> _Exercise goal_
Leave out the pictures and copy every record exactly.

> _Record excerpts_
start

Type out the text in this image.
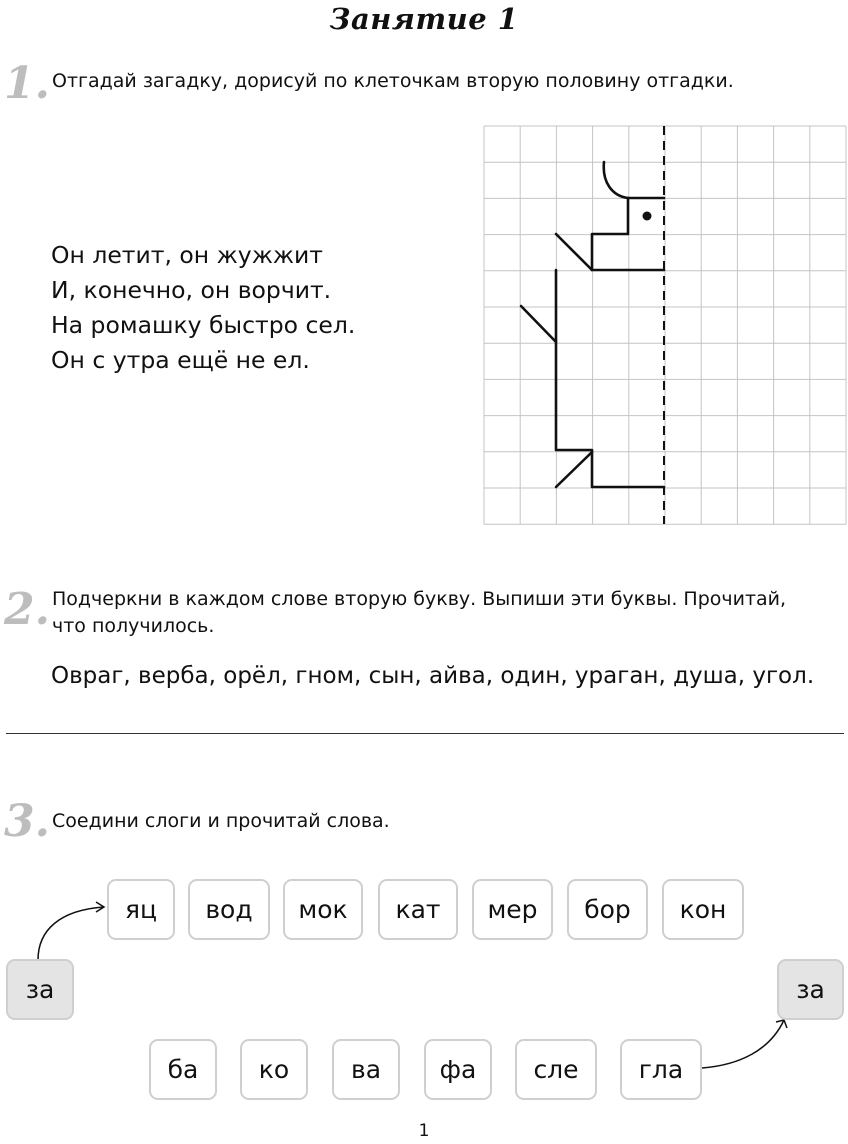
Занятие 1
1. Отгадай загадку, дорисуй по клеточкам вторую половину отгадки.
Он летит, он жужжит
И, конечно, он ворчит.
На ромашку быстро сел.
Он с утра ещё не ел.
2. Подчеркни в каждом слове вторую букву. Выпиши эти буквы. Прочитай,
что получилось.
Овраг, верба, орёл, гном, сын, айва, один, ураган, душа, угол.
3. Соедини слоги и прочитай слова.
яц	вод	мок	кат	мер	бор	кон
за	за
ба	ко	ва	фа	сле	гла
1
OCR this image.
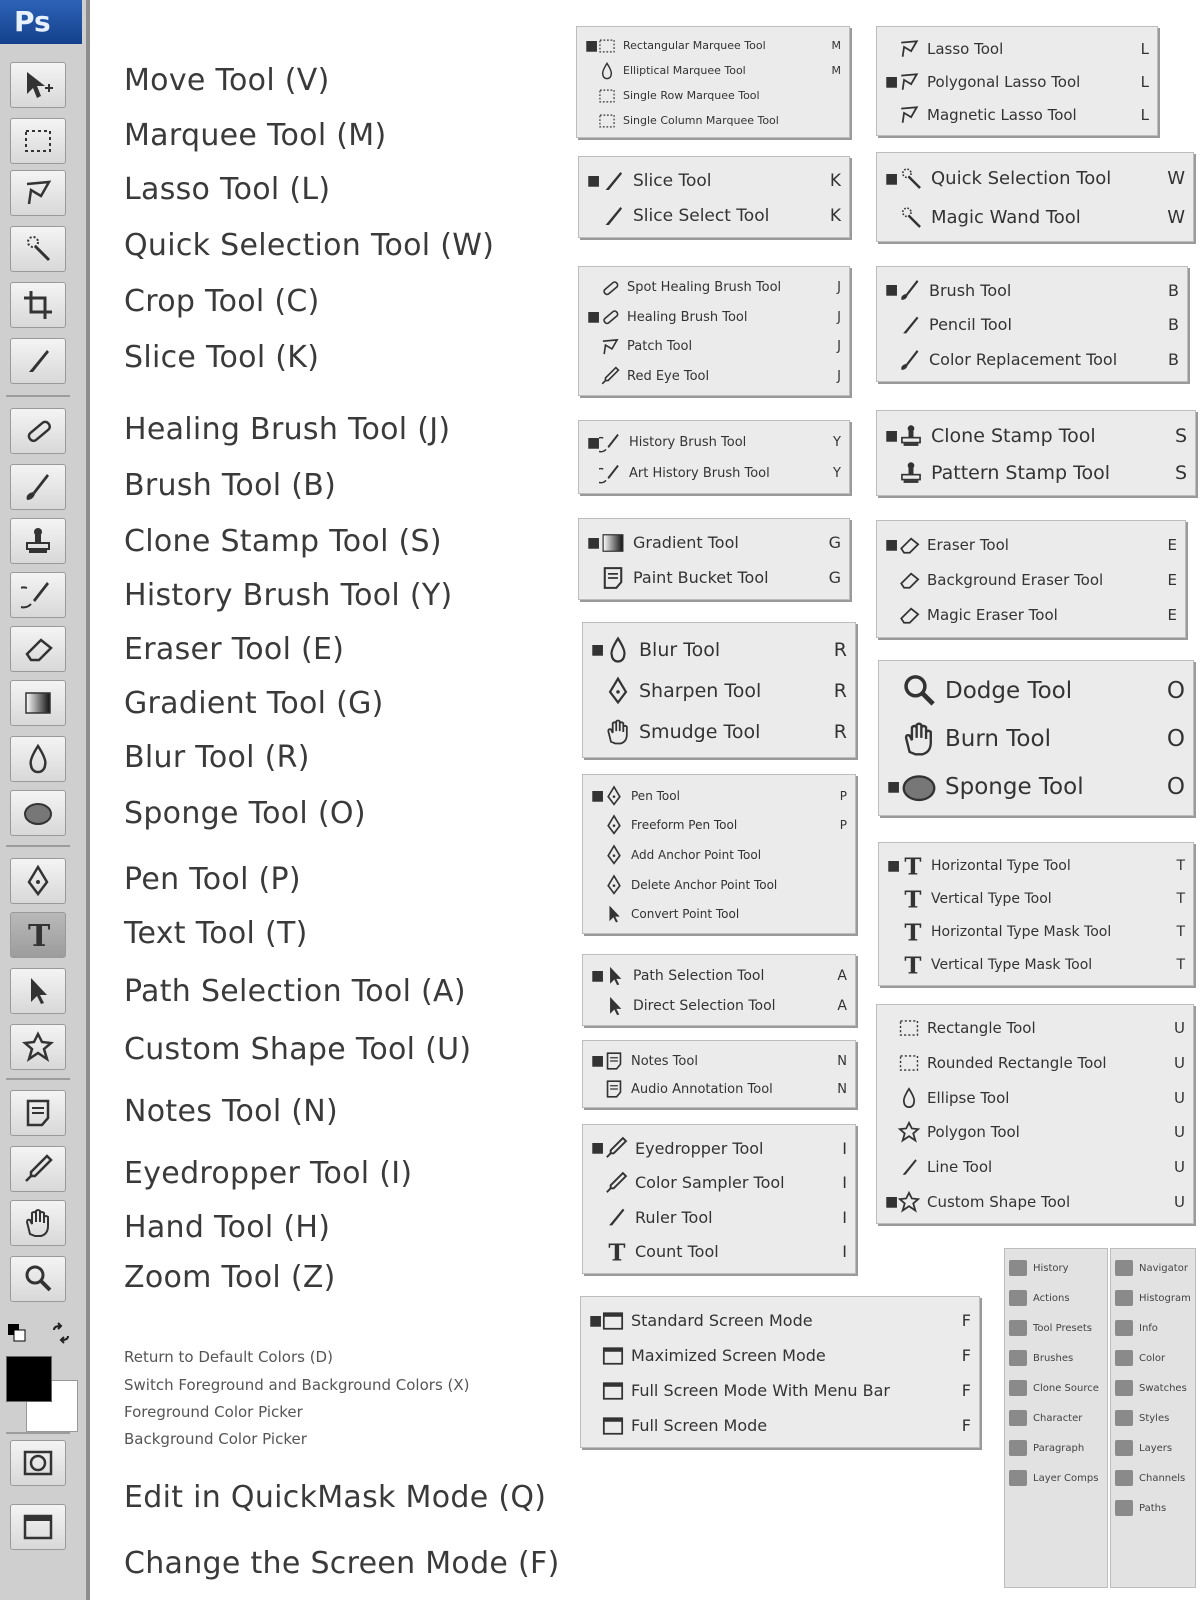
Ps
T
Move Tool (V)
Marquee Tool (M)
Lasso Tool (L)
Quick Selection Tool (W)
Crop Tool (C)
Slice Tool (K)
Healing Brush Tool (J)
Brush Tool (B)
Clone Stamp Tool (S)
History Brush Tool (Y)
Eraser Tool (E)
Gradient Tool (G)
Blur Tool (R)
Sponge Tool (O)
Pen Tool (P)
Text Tool (T)
Path Selection Tool (A)
Custom Shape Tool (U)
Notes Tool (N)
Eyedropper Tool (I)
Hand Tool (H)
Zoom Tool (Z)
Return to Default Colors (D)
Switch Foreground and Background Colors (X)
Foreground Color Picker
Background Color Picker
Edit in QuickMask Mode (Q)
Change the Screen Mode (F)
■ Rectangular Marquee Tool	M
Elliptical Marquee Tool	M
Single Row Marquee Tool
Single Column Marquee Tool
Lasso Tool	L
■ Polygonal Lasso Tool	L
Magnetic Lasso Tool	L
■ Slice Tool	K
Slice Select Tool	K
■ Quick Selection Tool	W
Magic Wand Tool	W
Spot Healing Brush Tool	J
■ Healing Brush Tool	J
Patch Tool	J
Red Eye Tool	J
■ Brush Tool	B
Pencil Tool	B
Color Replacement Tool	B
■ History Brush Tool	Y
Art History Brush Tool	Y
■ Clone Stamp Tool	S
Pattern Stamp Tool	S
■ Gradient Tool	G
Paint Bucket Tool	G
■ Eraser Tool	E
Background Eraser Tool	E
Magic Eraser Tool	E
■ Blur Tool	R
Sharpen Tool	R
Smudge Tool	R
Dodge Tool	O
Burn Tool	O
■ Sponge Tool	O
■ Pen Tool	P
Freeform Pen Tool	P
Add Anchor Point Tool
Delete Anchor Point Tool
Convert Point Tool
■ T Horizontal Type Tool	T
T Vertical Type Tool	T
T Horizontal Type Mask Tool	T
T Vertical Type Mask Tool	T
■ Path Selection Tool	A
Direct Selection Tool	A
■ Notes Tool	N
Audio Annotation Tool	N
Rectangle Tool	U
Rounded Rectangle Tool	U
Ellipse Tool	U
Polygon Tool	U
Line Tool	U
■ Custom Shape Tool	U
■ Eyedropper Tool	I
Color Sampler Tool	I
Ruler Tool	I
T Count Tool	I
■ Standard Screen Mode	F
Maximized Screen Mode	F
Full Screen Mode With Menu Bar	F
Full Screen Mode	F
History
Actions
Tool Presets
Brushes
Clone Source
Character
Paragraph
Layer Comps
Navigator
Histogram
Info
Color
Swatches
Styles
Layers
Channels
Paths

end

> _Task answer_
Type out the text in this image.
Занятие 1
1. Отгадай загадку, дорисуй по клеточкам вторую половину отгадки.
Он летит, он жужжит
И, конечно, он ворчит.
На ромашку быстро сел.
Он с утра ещё не ел.
2. Подчеркни в каждом слове вторую букву. Выпиши эти буквы. Прочитай,
что получилось.
Овраг, верба, орёл, гном, сын, айва, один, ураган, душа, угол.
3. Соедини слоги и прочитай слова.
яц	вод	мок	кат	мер	бор	кон
за	за
ба	ко	ва	фа	сле	гла
1
OCR this image.
Ps
T
Move Tool (V)
Marquee Tool (M)
Lasso Tool (L)
Quick Selection Tool (W)
Crop Tool (C)
Slice Tool (K)
Healing Brush Tool (J)
Brush Tool (B)
Clone Stamp Tool (S)
History Brush Tool (Y)
Eraser Tool (E)
Gradient Tool (G)
Blur Tool (R)
Sponge Tool (O)
Pen Tool (P)
Text Tool (T)
Path Selection Tool (A)
Custom Shape Tool (U)
Notes Tool (N)
Eyedropper Tool (I)
Hand Tool (H)
Zoom Tool (Z)
Return to Default Colors (D)
Switch Foreground and Background Colors (X)
Foreground Color Picker
Background Color Picker
Edit in QuickMask Mode (Q)
Change the Screen Mode (F)
■ Rectangular Marquee Tool	M
Elliptical Marquee Tool	M
Single Row Marquee Tool
Single Column Marquee Tool
Lasso Tool	L
■ Polygonal Lasso Tool	L
Magnetic Lasso Tool	L
■ Slice Tool	K
Slice Select Tool	K
■ Quick Selection Tool	W
Magic Wand Tool	W
Spot Healing Brush Tool	J
■ Healing Brush Tool	J
Patch Tool	J
Red Eye Tool	J
■ Brush Tool	B
Pencil Tool	B
Color Replacement Tool	B
■ History Brush Tool	Y
Art History Brush Tool	Y
■ Clone Stamp Tool	S
Pattern Stamp Tool	S
■ Gradient Tool	G
Paint Bucket Tool	G
■ Eraser Tool	E
Background Eraser Tool	E
Magic Eraser Tool	E
■ Blur Tool	R
Sharpen Tool	R
Smudge Tool	R
Dodge Tool	O
Burn Tool	O
■ Sponge Tool	O
■ Pen Tool	P
Freeform Pen Tool	P
Add Anchor Point Tool
Delete Anchor Point Tool
Convert Point Tool
■ T Horizontal Type Tool	T
T Vertical Type Tool	T
T Horizontal Type Mask Tool	T
T Vertical Type Mask Tool	T
■ Path Selection Tool	A
Direct Selection Tool	A
■ Notes Tool	N
Audio Annotation Tool	N
Rectangle Tool	U
Rounded Rectangle Tool	U
Ellipse Tool	U
Polygon Tool	U
Line Tool	U
■ Custom Shape Tool	U
■ Eyedropper Tool	I
Color Sampler Tool	I
Ruler Tool	I
T Count Tool	I
■ Standard Screen Mode	F
Maximized Screen Mode	F
Full Screen Mode With Menu Bar	F
Full Screen Mode	F
History
Actions
Tool Presets
Brushes
Clone Source
Character
Paragraph
Layer Comps
Navigator
Histogram
Info
Color
Swatches
Styles
Layers
Channels
Paths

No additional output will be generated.